Show every line of the records below that contains the word "Median".

(Dataset records)
╭──

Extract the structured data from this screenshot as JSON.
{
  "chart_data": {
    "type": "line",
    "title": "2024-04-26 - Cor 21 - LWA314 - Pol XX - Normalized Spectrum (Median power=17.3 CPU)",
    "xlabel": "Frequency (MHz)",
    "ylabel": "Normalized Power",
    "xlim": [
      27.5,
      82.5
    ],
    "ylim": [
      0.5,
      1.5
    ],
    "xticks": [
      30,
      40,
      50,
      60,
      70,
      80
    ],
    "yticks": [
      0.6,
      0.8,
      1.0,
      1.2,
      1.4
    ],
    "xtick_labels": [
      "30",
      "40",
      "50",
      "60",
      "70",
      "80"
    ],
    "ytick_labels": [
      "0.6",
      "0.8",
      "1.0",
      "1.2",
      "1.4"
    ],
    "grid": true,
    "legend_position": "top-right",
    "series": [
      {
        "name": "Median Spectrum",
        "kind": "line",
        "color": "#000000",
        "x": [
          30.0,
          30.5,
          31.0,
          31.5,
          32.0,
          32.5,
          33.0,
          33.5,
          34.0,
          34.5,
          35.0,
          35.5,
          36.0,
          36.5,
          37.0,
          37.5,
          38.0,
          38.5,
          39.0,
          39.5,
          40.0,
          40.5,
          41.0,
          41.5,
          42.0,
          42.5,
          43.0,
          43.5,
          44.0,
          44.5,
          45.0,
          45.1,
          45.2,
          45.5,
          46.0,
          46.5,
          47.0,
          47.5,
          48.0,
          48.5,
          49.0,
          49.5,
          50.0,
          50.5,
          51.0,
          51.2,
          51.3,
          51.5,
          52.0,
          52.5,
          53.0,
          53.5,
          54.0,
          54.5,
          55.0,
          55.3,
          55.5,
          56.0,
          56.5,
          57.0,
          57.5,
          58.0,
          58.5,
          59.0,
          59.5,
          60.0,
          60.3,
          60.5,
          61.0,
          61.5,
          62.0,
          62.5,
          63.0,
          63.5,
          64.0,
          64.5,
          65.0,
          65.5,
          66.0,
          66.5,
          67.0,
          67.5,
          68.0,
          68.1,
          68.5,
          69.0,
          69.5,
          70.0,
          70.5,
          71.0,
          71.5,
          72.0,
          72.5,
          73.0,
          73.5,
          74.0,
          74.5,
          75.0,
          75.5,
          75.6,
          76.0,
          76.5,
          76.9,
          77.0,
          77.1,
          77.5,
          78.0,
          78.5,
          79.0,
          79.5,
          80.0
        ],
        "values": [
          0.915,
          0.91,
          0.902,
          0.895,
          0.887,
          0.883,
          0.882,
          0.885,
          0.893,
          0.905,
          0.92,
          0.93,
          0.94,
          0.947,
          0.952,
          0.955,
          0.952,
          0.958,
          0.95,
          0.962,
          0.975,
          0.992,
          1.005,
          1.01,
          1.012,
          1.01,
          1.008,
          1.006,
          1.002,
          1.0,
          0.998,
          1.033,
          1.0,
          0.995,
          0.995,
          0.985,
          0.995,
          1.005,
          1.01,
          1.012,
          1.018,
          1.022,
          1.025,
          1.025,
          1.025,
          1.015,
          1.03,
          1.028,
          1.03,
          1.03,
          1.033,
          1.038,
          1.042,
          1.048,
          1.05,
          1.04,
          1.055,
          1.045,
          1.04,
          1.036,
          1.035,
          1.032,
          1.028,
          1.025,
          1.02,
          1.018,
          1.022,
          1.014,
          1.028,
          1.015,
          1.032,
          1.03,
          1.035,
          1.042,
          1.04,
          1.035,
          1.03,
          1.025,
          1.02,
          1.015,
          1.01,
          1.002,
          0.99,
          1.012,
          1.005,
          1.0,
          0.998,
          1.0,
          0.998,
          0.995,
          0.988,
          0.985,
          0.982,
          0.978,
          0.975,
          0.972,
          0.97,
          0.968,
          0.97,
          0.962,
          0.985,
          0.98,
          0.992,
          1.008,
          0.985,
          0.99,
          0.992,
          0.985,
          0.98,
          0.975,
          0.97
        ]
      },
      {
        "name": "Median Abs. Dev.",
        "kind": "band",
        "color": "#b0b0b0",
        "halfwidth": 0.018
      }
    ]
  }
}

╰──

• **Response below**
    "title": "2024-04-26 - Cor 21 - LWA314 - Pol XX - Normalized Spectrum (Median power=17.3 CPU)",
        "name": "Median Spectrum",
        "name": "Median Abs. Dev.",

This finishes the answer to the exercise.